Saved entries
========================================
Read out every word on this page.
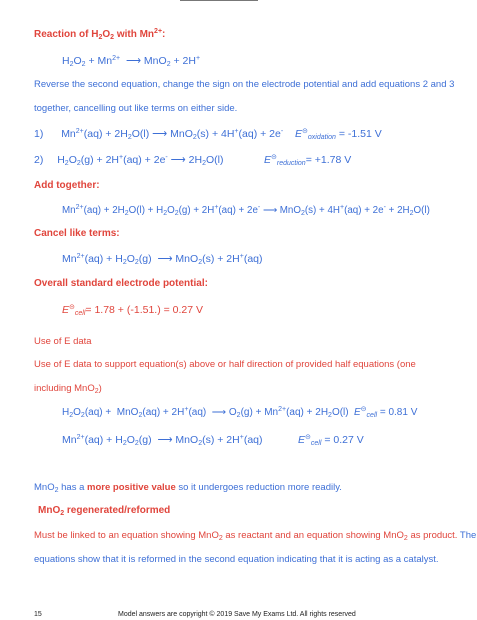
Reaction of $H_2O_2$ with $Mn^{2+}$:
$H_2O_2 + Mn^{2+}$  ⟶ MnO$_2$ + 2H+
Reverse the second equation, change the sign on the electrode potential and add equations 2 and 3
together, cancelling out like terms on either side.
1) $Mn^{2+}(aq) + 2H_2O(l)$ ⟶ MnO$_2$(s) + 4H+(aq) + 2e- $E^⊝_{oxidation} = -1.51$ V
2) $H_2O_2(g) + 2H^+(aq) + 2e^-$ ⟶ $2H_2O(l)$	$E^⊝_{reduction}= +1.78$ V
Add together:
$Mn^{2+}(aq) + 2H_2O(l) + H_2O_2(g) + 2H^+(aq) + 2e^-$ ⟶ $MnO_2(s) + 4H^+(aq) + 2e^- + 2H_2O(l)$
Cancel like terms:
$Mn^{2+}(aq) + H_2O_2(g)$  ⟶ MnO$_2$(s) + 2H+(aq)
Overall standard electrode potential:
$E^⊝_{cell}= 1.78 + (-1.51.) = 0.27$ V
Use of E data
Use of E data to support equation(s) above or half direction of provided half equations (one including MnO$_2$)
$H_2O_2(aq) + MnO_2(aq) + 2H^+(aq)$  ⟶ $O_2(g) + Mn^{2+}(aq) + 2H_2O(l) E^⊝_{cell} = 0.81$ V
$Mn^{2+}(aq) + H_2O_2(g)$  ⟶ MnO$_2$(s) + 2H+(aq)	$E^⊝_{cell} = 0.27$ V
MnO$_2$ has a more positive value so it undergoes reduction more readily.
MnO$_2$ regenerated/reformed
Must be linked to an equation showing MnO$_2$ as reactant and an equation showing MnO$_2$ as product. The
equations show that it is reformed in the second equation indicating that it is acting as a catalyst.
15	Model answers are copyright © 2019 Save My Exams Ltd. All rights reserved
========================================
● **THE TASK**: Without including any pictures, print each record exactly.

● **RESULT OF THE TASK**:
Read out every word on this page.
Reaction of $H_2O_2$ with $Mn^{2+}$:
$H_2O_2 + Mn^{2+}$  ⟶ MnO$_2$ + 2H+
Reverse the second equation, change the sign on the electrode potential and add equations 2 and 3
together, cancelling out like terms on either side.
1) $Mn^{2+}(aq) + 2H_2O(l)$ ⟶ MnO$_2$(s) + 4H+(aq) + 2e- $E^⊝_{oxidation} = -1.51$ V
2) $H_2O_2(g) + 2H^+(aq) + 2e^-$ ⟶ $2H_2O(l)$	$E^⊝_{reduction}= +1.78$ V
Add together:
$Mn^{2+}(aq) + 2H_2O(l) + H_2O_2(g) + 2H^+(aq) + 2e^-$ ⟶ $MnO_2(s) + 4H^+(aq) + 2e^- + 2H_2O(l)$
Cancel like terms:
$Mn^{2+}(aq) + H_2O_2(g)$  ⟶ MnO$_2$(s) + 2H+(aq)
Overall standard electrode potential:
$E^⊝_{cell}= 1.78 + (-1.51.) = 0.27$ V
Use of E data
Use of E data to support equation(s) above or half direction of provided half equations (one including MnO$_2$)
$H_2O_2(aq) + MnO_2(aq) + 2H^+(aq)$  ⟶ $O_2(g) + Mn^{2+}(aq) + 2H_2O(l) E^⊝_{cell} = 0.81$ V
$Mn^{2+}(aq) + H_2O_2(g)$  ⟶ MnO$_2$(s) + 2H+(aq)	$E^⊝_{cell} = 0.27$ V
MnO$_2$ has a more positive value so it undergoes reduction more readily.
MnO$_2$ regenerated/reformed
Must be linked to an equation showing MnO$_2$ as reactant and an equation showing MnO$_2$ as product. The
equations show that it is reformed in the second equation indicating that it is acting as a catalyst.
15	Model answers are copyright © 2019 Save My Exams Ltd. All rights reserved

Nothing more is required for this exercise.